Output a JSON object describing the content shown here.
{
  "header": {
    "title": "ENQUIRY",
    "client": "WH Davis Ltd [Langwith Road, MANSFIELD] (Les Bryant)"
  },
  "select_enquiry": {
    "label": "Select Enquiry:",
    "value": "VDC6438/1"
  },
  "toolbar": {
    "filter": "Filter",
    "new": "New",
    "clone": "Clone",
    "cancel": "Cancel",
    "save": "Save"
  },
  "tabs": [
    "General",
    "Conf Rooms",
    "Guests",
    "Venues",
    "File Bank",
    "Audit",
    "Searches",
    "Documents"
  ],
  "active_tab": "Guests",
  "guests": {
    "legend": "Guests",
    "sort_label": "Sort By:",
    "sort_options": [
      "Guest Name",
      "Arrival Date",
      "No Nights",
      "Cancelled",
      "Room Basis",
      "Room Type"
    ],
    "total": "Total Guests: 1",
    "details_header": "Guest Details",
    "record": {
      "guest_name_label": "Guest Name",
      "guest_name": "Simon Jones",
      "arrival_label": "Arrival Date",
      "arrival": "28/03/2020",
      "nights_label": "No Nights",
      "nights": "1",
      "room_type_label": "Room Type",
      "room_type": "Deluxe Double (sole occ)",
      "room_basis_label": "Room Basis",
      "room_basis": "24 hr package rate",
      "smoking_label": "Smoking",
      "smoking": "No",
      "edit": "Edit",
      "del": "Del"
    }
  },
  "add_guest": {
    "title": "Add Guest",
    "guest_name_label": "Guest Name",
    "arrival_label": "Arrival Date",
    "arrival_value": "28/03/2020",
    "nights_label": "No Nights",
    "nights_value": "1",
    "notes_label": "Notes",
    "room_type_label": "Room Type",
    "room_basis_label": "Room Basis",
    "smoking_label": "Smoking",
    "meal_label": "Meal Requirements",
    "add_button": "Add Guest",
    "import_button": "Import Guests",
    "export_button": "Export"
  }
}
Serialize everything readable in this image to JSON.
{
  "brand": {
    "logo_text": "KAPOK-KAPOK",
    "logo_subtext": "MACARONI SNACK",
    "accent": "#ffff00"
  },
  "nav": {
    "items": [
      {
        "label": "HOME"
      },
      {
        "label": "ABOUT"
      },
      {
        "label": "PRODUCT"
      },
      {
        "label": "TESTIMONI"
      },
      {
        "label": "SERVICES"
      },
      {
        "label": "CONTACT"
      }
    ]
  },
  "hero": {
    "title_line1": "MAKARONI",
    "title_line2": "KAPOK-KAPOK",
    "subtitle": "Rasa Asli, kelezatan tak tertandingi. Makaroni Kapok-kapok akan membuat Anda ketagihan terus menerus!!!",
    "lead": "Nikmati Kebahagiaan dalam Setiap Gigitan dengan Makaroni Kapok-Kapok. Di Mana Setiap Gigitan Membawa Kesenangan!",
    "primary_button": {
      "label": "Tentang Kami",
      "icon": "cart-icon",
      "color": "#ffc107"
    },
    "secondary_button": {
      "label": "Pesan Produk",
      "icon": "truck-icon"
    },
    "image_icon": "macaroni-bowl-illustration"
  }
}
* * *
-- CHALLENGE --
Set down each entry again, unchanged.

-- TASK OUTPUT --
Output a JSON object describing the content shown here.
{
  "header": {
    "title": "ENQUIRY",
    "client": "WH Davis Ltd [Langwith Road, MANSFIELD] (Les Bryant)"
  },
  "select_enquiry": {
    "label": "Select Enquiry:",
    "value": "VDC6438/1"
  },
  "toolbar": {
    "filter": "Filter",
    "new": "New",
    "clone": "Clone",
    "cancel": "Cancel",
    "save": "Save"
  },
  "tabs": [
    "General",
    "Conf Rooms",
    "Guests",
    "Venues",
    "File Bank",
    "Audit",
    "Searches",
    "Documents"
  ],
  "active_tab": "Guests",
  "guests": {
    "legend": "Guests",
    "sort_label": "Sort By:",
    "sort_options": [
      "Guest Name",
      "Arrival Date",
      "No Nights",
      "Cancelled",
      "Room Basis",
      "Room Type"
    ],
    "total": "Total Guests: 1",
    "details_header": "Guest Details",
    "record": {
      "guest_name_label": "Guest Name",
      "guest_name": "Simon Jones",
      "arrival_label": "Arrival Date",
      "arrival": "28/03/2020",
      "nights_label": "No Nights",
      "nights": "1",
      "room_type_label": "Room Type",
      "room_type": "Deluxe Double (sole occ)",
      "room_basis_label": "Room Basis",
      "room_basis": "24 hr package rate",
      "smoking_label": "Smoking",
      "smoking": "No",
      "edit": "Edit",
      "del": "Del"
    }
  },
  "add_guest": {
    "title": "Add Guest",
    "guest_name_label": "Guest Name",
    "arrival_label": "Arrival Date",
    "arrival_value": "28/03/2020",
    "nights_label": "No Nights",
    "nights_value": "1",
    "notes_label": "Notes",
    "room_type_label": "Room Type",
    "room_basis_label": "Room Basis",
    "smoking_label": "Smoking",
    "meal_label": "Meal Requirements",
    "add_button": "Add Guest",
    "import_button": "Import Guests",
    "export_button": "Export"
  }
}
Serialize everything readable in this image to JSON.
{
  "brand": {
    "logo_text": "KAPOK-KAPOK",
    "logo_subtext": "MACARONI SNACK",
    "accent": "#ffff00"
  },
  "nav": {
    "items": [
      {
        "label": "HOME"
      },
      {
        "label": "ABOUT"
      },
      {
        "label": "PRODUCT"
      },
      {
        "label": "TESTIMONI"
      },
      {
        "label": "SERVICES"
      },
      {
        "label": "CONTACT"
      }
    ]
  },
  "hero": {
    "title_line1": "MAKARONI",
    "title_line2": "KAPOK-KAPOK",
    "subtitle": "Rasa Asli, kelezatan tak tertandingi. Makaroni Kapok-kapok akan membuat Anda ketagihan terus menerus!!!",
    "lead": "Nikmati Kebahagiaan dalam Setiap Gigitan dengan Makaroni Kapok-Kapok. Di Mana Setiap Gigitan Membawa Kesenangan!",
    "primary_button": {
      "label": "Tentang Kami",
      "icon": "cart-icon",
      "color": "#ffc107"
    },
    "secondary_button": {
      "label": "Pesan Produk",
      "icon": "truck-icon"
    },
    "image_icon": "macaroni-bowl-illustration"
  }
}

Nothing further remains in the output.